-- STATED GOAL --
Find the number of lines below in which the word "मनवम" appears, and write that number only.

+++ GIVEN INFORMATION

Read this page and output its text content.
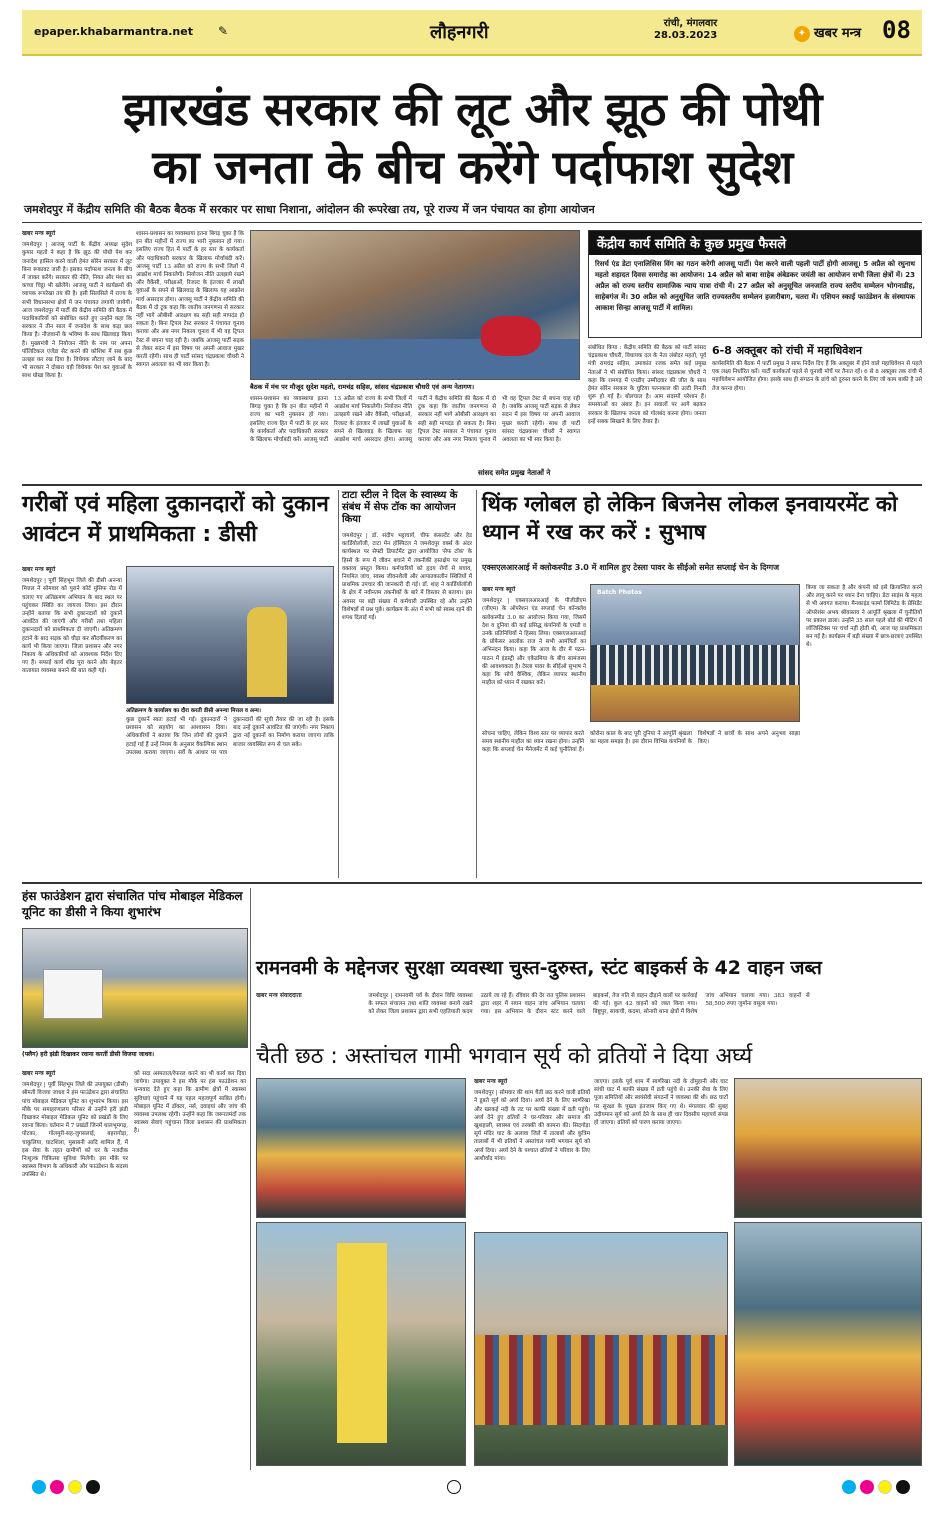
epaper.khabarmantra.net ✎	लौहनगरी	रांची, मंगलवार
28.03.2023	✦ खबर मन्त्र 08
झारखंड सरकार की लूट और झूठ की पोथी
का जनता के बीच करेंगे पर्दाफाश सुदेश
जमशेदपुर में केंद्रीय समिति की बैठक बैठक में सरकार पर साधा निशाना, आंदोलन की रूपरेखा तय, पूरे राज्य में जन पंचायत का होगा आयोजन
खबर मन्त्र ब्यूरो
जमशेदपुर | आजसू पार्टी के केंद्रीय अध्यक्ष सुदेश कुमार महतो ने कहा है कि झूठ की पोथी पेश कर जनादेश हासिल करने वाली हेमंत सोरेन सरकार में लूट बिना रूकावट जारी है। इसका पर्दाफाश जनता के बीच में जाकर करेंगे। सरकार की नीति, नियत और मंशा का कच्चा चिट्ठा भी खोलेंगे। आजसू पार्टी ने कार्यक्रमों की व्यापक रूपरेखा तय की है। इसी सिलसिले में राज्य के सभी विधानसभा क्षेत्रों में जन पंचायत लगायी जायेगी। आज जमशेदपुर में पार्टी की केंद्रीय समिति की बैठक में पदाधिकारियों को संबोधित करते हुए उन्होंने कहा कि सरकार ने तीन साल में जनादेश के साथ कड़ा छल किया है। नौजवानों के भविष्य के साथ खिलवाड़ किया है। मुख्यमंत्री ने नियोजन नीति के नाम पर अपना पॉलिटिकल एजेंडा सेट करने की कोशिश में सब कुछ उलझा कर रख दिया है। विधेयक लौटाए जाने के बाद भी सरकार ने दोबारा वही विधेयक पेश कर युवाओं के साथ धोखा किया है।
शासन-प्रशासन का व्यवस्थाया इतना बिगड़ चुका है कि इन बीत महीनों में राज्य का भारी नुकसान हो गया। इसलिए राज्य हित में पार्टी के हर स्तर के कार्यकर्ता और पदाधिकारी सरकार के खिलाफ मोर्चाबंदी करें। आजसू पार्टी 13 अप्रैल को राज्य के सभी जिलों में आक्रोश मार्च निकालेगी। नियोजन नीति उलझाये रखने और वैकेंसी, परीक्षाओं, रिजल्ट के इंतजार में लाखों युवाओं के सपने से खिलवाड़ के खिलाफ यह आक्रोश मार्च असरदार होगा। आजसू पार्टी ने केंद्रीय समिति की बैठक में दो टूक कहा कि जातीय जनगणना से सरकार नहीं भागे ओबीसी आरक्षण का सही सही मापदंड हो सकता है। बिना ट्रिपल टेस्ट सरकार ने पंचायत चुनाव कराया और अब नगर निकाय चुनाव में भी वह ट्रिपल टेस्ट से बचना चाह रही है। जबकि आजसू पार्टी सड़क से लेकर सदन में इस विषय पर अपनी आवाज मुखर करती रहेगी। साथ ही पार्टी सांसद चंद्रप्रकाश चौधरी ने स्वागत अवलता का भी स्वर किया है।
बैठक में मंच पर मौजूद सुदेश महतो, रामचंद्र सहिस, सांसद चंद्रप्रकाश चौधरी एवं अन्य नेतागण।
शासन-प्रशासन का व्यवस्थाया इतना बिगड़ चुका है कि इन बीत महीनों में राज्य का भारी नुकसान हो गया। इसलिए राज्य हित में पार्टी के हर स्तर के कार्यकर्ता और पदाधिकारी सरकार के खिलाफ मोर्चाबंदी करें। आजसू पार्टी 13 अप्रैल को राज्य के सभी जिलों में आक्रोश मार्च निकालेगी। नियोजन नीति उलझाये रखने और वैकेंसी, परीक्षाओं, रिजल्ट के इंतजार में लाखों युवाओं के सपने से खिलवाड़ के खिलाफ यह आक्रोश मार्च असरदार होगा। आजसू पार्टी ने केंद्रीय समिति की बैठक में दो टूक कहा कि जातीय जनगणना से सरकार नहीं भागे ओबीसी आरक्षण का सही सही मापदंड हो सकता है। बिना ट्रिपल टेस्ट सरकार ने पंचायत चुनाव कराया और अब नगर निकाय चुनाव में भी वह ट्रिपल टेस्ट से बचना चाह रही है। जबकि आजसू पार्टी सड़क से लेकर सदन में इस विषय पर अपनी आवाज मुखर करती रहेगी। साथ ही पार्टी सांसद चंद्रप्रकाश चौधरी ने स्वागत अवलता का भी स्वर किया है।
सांसद समेत प्रमुख नेताओं ने
केंद्रीय कार्य समिति के कुछ प्रमुख फैसले
रिसर्च एंड डेटा एनालिसिस विंग का गठन करेगी आजसू पार्टी। पेश करने वाली पहली पार्टी होगी आजसू। 5 अप्रैल को रघुनाथ महतो शहादत दिवस समारोह का आयोजन। 14 अप्रैल को बाबा साहेब अंबेडकर जयंती का आयोजन सभी जिला क्षेत्रों में। 23 अप्रैल को राज्य स्तरीय सामाजिक न्याय यात्रा रांची में। 27 अप्रैल को अनुसूचित जनजाति राज्य स्तरीय सम्मेलन भोगनाडीह, साहेबगंज में। 30 अप्रैल को अनुसूचित जाति राज्यस्तरीय सम्मेलन हजारीबाग, चतरा में। एशियन स्काई फाउंडेशन के संस्थापक आकाश सिन्हा आजसू पार्टी में शामिल।
संबोधित किया : केंद्रीय समिति की बैठक को पार्टी सांसद चंद्रप्रकाश चौधरी, विधायक दल के नेता लंबोदर महतो, पूर्व मंत्री रामचंद्र सहिस, उमाकांत रजक समेत कई प्रमुख नेताओं ने भी संबोधित किया। सांसद चंद्रप्रकाश चौधरी ने कहा कि रामगढ़ में एनडीए उम्मीदवार की जीत के साथ हेमंत सोरेन सरकार के घुटिया पतनकाल की उल्टी गिनती शुरू हो गई है। बोलचाल है। आम सदस्यों परेशान हैं। समस्याओं का अंबार है। इन सवालों पर आगे बढ़कर सरकार के खिलाफ जनता को गोलबंद करना होगा। जनता इन्हें सबक सिखाने के लिए तैयार है।
6-8 अक्तूबर को रांची में महाधिवेशन
कार्यसमिति की बैठक में पार्टी प्रमुख ने साफ निर्देश दिए हैं कि अक्तूबर में होने वाले महाधिवेशन से पहले एक लक्ष्य निर्धारित करें। पार्टी कार्यकर्ता पहले से चुनावी मोर्चे पर तैनात रहें। 6 से 8 अक्तूबर तक रांची में महाधिवेशन आयोजित होगा। इसके साथ ही संगठन के ढांचे को दुरुस्त करने के लिए जो काम बाकी है उसे तेज करना होगा।
गरीबों एवं महिला दुकानदारों को दुकान आवंटन में प्राथमिकता : डीसी
खबर मन्त्र ब्यूरो
जमशेदपुर | पूर्वी सिंहभूम जिले की डीसी अनन्या मित्तल ने सोमवार को पुराने कोर्ट मुंसिफ रोड में चलाए गए अतिक्रमण अभियान के बाद स्थल पर पहुंचकर स्थिति का जायजा लिया। इस दौरान उन्होंने बताया कि सभी दुकानदारों को दुकानें आवंटित की जाएंगी और गरीबों तथा महिला दुकानदारों को प्राथमिकता दी जाएगी। अतिक्रमण हटाने के बाद सड़क को चौड़ा कर सौंदर्यीकरण का कार्य भी किया जाएगा। जिला प्रशासन और नगर निकाय के अधिकारियों को आवश्यक निर्देश दिए गए हैं। सफाई कार्य शीघ्र पूरा करने और बेहतर यातायात व्यवस्था बनाने की बात कही गई।
अतिक्रमण के कार्यालय का दौरा करती डीसी अनन्या मित्तल व अन्य।
कुछ दुकानें स्वतः हटाई भी गई। दुकानदारों ने प्रशासन को सहयोग का आश्वासन दिया। अधिकारियों ने बताया कि जिन लोगों की दुकानें हटाई गई हैं उन्हें नियम के अनुसार वैकल्पिक स्थान उपलब्ध कराया जाएगा। सर्वे के आधार पर पात्र दुकानदारों की सूची तैयार की जा रही है। इसके बाद उन्हें दुकानें आवंटित की जाएंगी। नगर निकाय द्वारा नई दुकानों का निर्माण कराया जाएगा ताकि बाजार व्यवस्थित रूप से चल सके।
टाटा स्टील ने दिल के स्वास्थ्य के संबंध में सेफ टॉक का आयोजन किया
जमशेदपुर | डॉ. संदीप भट्टाचार्य, चीफ कंसल्टेंट और हेड कार्डियोलॉजी, टाटा मेन हॉस्पिटल ने जमशेदपुर वर्क्स के अंदर कार्यस्थल पर सेफ्टी डिपार्टमेंट द्वारा आयोजित 'सेफ टॉक' के हिस्से के रूप में जीवन बचाने में तकनीकी हस्तक्षेप पर प्रमुख वक्तव्य प्रस्तुत किया। कर्मचारियों को हृदय रोगों से बचाव, नियमित जांच, स्वस्थ जीवनशैली और आपातकालीन स्थितियों में प्राथमिक उपचार की जानकारी दी गई। डॉ. शाह ने कार्डियोलॉजी के क्षेत्र में नवीनतम तकनीकों के बारे में विस्तार से बताया। इस अवसर पर बड़ी संख्या में कर्मचारी उपस्थित रहे और उन्होंने विशेषज्ञों से प्रश्न पूछे। कार्यक्रम के अंत में सभी को स्वस्थ रहने की शपथ दिलाई गई।
थिंक ग्लोबल हो लेकिन बिजनेस लोकल इनवायरमेंट को ध्यान में रख कर करें : सुभाष
एक्सएलआरआई में क्लोकस्पीड 3.0 में शामिल हुए टेस्ला पावर के सीईओ समेत सप्लाई चेन के दिग्गज
खबर मन्त्र ब्यूरो
जमशेदपुर | एक्सएलआरआई के पीजीडीएम (जीएम) के ऑपरेशन एंड सप्लाई चेन कॉन्क्लेव क्लोकस्पीड 3.0 का आयोजन किया गया, जिसमें देश व दुनिया की कई प्रसिद्ध कंपनियों के एमडी व उनके प्रतिनिधियों ने हिस्सा लिया। एक्सएलआरआई के प्रोफेसर आलोक राज ने सभी आमंत्रितों का अभिनंदन किया। कहा कि आज के दौर में पठन-पाठन में इंडस्ट्री और एकेडमिया के बीच सामंजस्य की आवश्यकता है। टेस्ला पावर के सीईओ सुभाष ने कहा कि सोचें वैश्विक, लेकिन व्यापार स्थानीय माहौल को ध्यान में रखकर करें।
Batch Photos
सोचना चाहिए, लेकिन विश्व स्तर पर व्यापार करते समय स्थानीय माहौल का ध्यान रखना होगा। उन्होंने कहा कि सप्लाई चेन मैनेजमेंट में कई चुनौतियां हैं। कोरोना काल के बाद पूरी दुनिया ने आपूर्ति श्रृंखला का महत्व समझा है। इस दौरान विभिन्न कंपनियों के विशेषज्ञों ने छात्रों के साथ अपने अनुभव साझा किए।
किया जा सकता है और कंपनी को इसे क्रियान्वित करने और लागू करने पर ध्यान देना चाहिए। डेटा साइंस के महत्व से भी अवगत कराया। मैनकाइंड फार्मा लिमिटेड के प्रेसिडेंट ऑपरेशंस अभय श्रीवास्तव ने आपूर्ति श्रृंखला में चुनौतियों पर प्रकाश डाला। उन्होंने 35 साल पहले बोर्ड की मीटिंग में लॉजिस्टिक्स पर चर्चा नहीं होती थी, आज यह प्राथमिकता बन गई है। कार्यक्रम में बड़ी संख्या में छात्र-छात्राएं उपस्थित थे।
हंस फाउंडेशन द्वारा संचालित पांच मोबाइल मेडिकल यूनिट का डीसी ने किया शुभारंभ
(फ्लैग) हरी झंडी दिखाकर रवाना करतीं डीसी विजया जाधव।
खबर मन्त्र ब्यूरो
जमशेदपुर | पूर्वी सिंहभूम जिले की उपायुक्त (डीसी) श्रीमती विजया जाधव ने हंस फाउंडेशन द्वारा संचालित पांच मोबाइल मेडिकल यूनिट का शुभारंभ किया। इस मौके पर समाहरणालय परिसर से उन्होंने हरी झंडी दिखाकर मोबाइल मेडिकल यूनिट को प्रखंडों के लिए रवाना किया। वर्तमान में 7 प्रखंडों जिनमें धालभूमगढ़, पोटका, गोलमुरी-सह-जुगसलाई, बहरागोड़ा, चाकुलिया, घाटशिला, मुसाबनी आदि शामिल हैं, में इस सेवा के तहत ग्रामीणों को घर के नजदीक निःशुल्क चिकित्सा सुविधा मिलेगी। इस मौके पर स्वास्थ्य विभाग के अधिकारी और फाउंडेशन के सदस्य उपस्थित थे।
को सदा अस्पताल/रेफरल करने का भी कार्य कर दिया जायेगा। उपायुक्त ने इस मौके पर हंस फाउंडेशन का धन्यवाद देते हुए कहा कि ग्रामीण क्षेत्रों में स्वास्थ्य सुविधाएं पहुंचाने में यह पहल महत्वपूर्ण साबित होगी। मोबाइल यूनिट में डॉक्टर, नर्स, दवाइयां और जांच की व्यवस्था उपलब्ध रहेगी। उन्होंने कहा कि जरूरतमंदों तक स्वास्थ्य सेवाएं पहुंचाना जिला प्रशासन की प्राथमिकता है।
रामनवमी के मद्देनजर सुरक्षा व्यवस्था चुस्त-दुरुस्त, स्टंट बाइकर्स के 42 वाहन जब्त
खबर मन्त्र संवाददाता	जमशेदपुर | रामनवमी पर्व के दौरान विधि व्यवस्था के सफल संचालन तथा शांति व्यवस्था बनाये रखने को लेकर जिला प्रशासन द्वारा सभी एहतियाती कदम उठाये जा रहे हैं। रविवार की देर रात पुलिस प्रशासन द्वारा शहर में सघन वाहन जांच अभियान चलाया गया। इस अभियान के दौरान स्टंट करने वाले बाइकर्स, तेज गति से वाहन दौड़ाने वालों पर कार्रवाई की गई। कुल 42 वाहनों को जब्त किया गया। बिष्टुपुर, साकची, कदमा, सोनारी थाना क्षेत्रों में विशेष जांच अभियान चलाया गया। 383 वाहनों से 58,500 रुपए जुर्माना वसूला गया।
चैती छठ : अस्तांचल गामी भगवान सूर्य को व्रतियों ने दिया अर्घ्य
खबर मन्त्र ब्यूरो
जमशेदपुर | सोमवार की शाम चैती छठ करने वाली व्रतियों ने डूबते सूर्य को अर्घ्य दिया। अर्घ्य देने के लिए स्वर्णरेखा और खरकई नदी के तट पर काफी संख्या में व्रती पहुंचे। अर्घ्य देने हुए व्रतियों ने घर-परिवार और समाज की खुशहाली, स्वास्थ्य एवं तरक्की की कामना की। सिदगोड़ा सूर्य मंदिर घाट के अलावा जिले में तालाबों और कुत्रिम तालाबों में भी व्रतियों ने अस्तांचल गामी भगवान सूर्य को अर्घ्य दिया। अर्घ्य देने के पश्चात व्रतियों ने परिवार के लिए आशीर्वाद मांगा।
जाएगा। इसके पूर्व शाम में स्वर्णरेखा नदी के दोमुहानी और घाट सांधी घाट में काफी संख्या में व्रती पहुंचे थे। उनकी सेवा के लिए पूजा समितियों और स्वयंसेवी संगठनों ने व्यवस्था की थी। छठ घाटों पर सुरक्षा के पुख्ता इंतजाम किए गए थे। मंगलवार की सुबह उदीयमान सूर्य को अर्घ्य देने के साथ ही चार दिवसीय महापर्व संपन्न हो जाएगा। व्रतियों को पारण कराया जाएगा।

++++++

-- EXERCISE SOLUTION --
2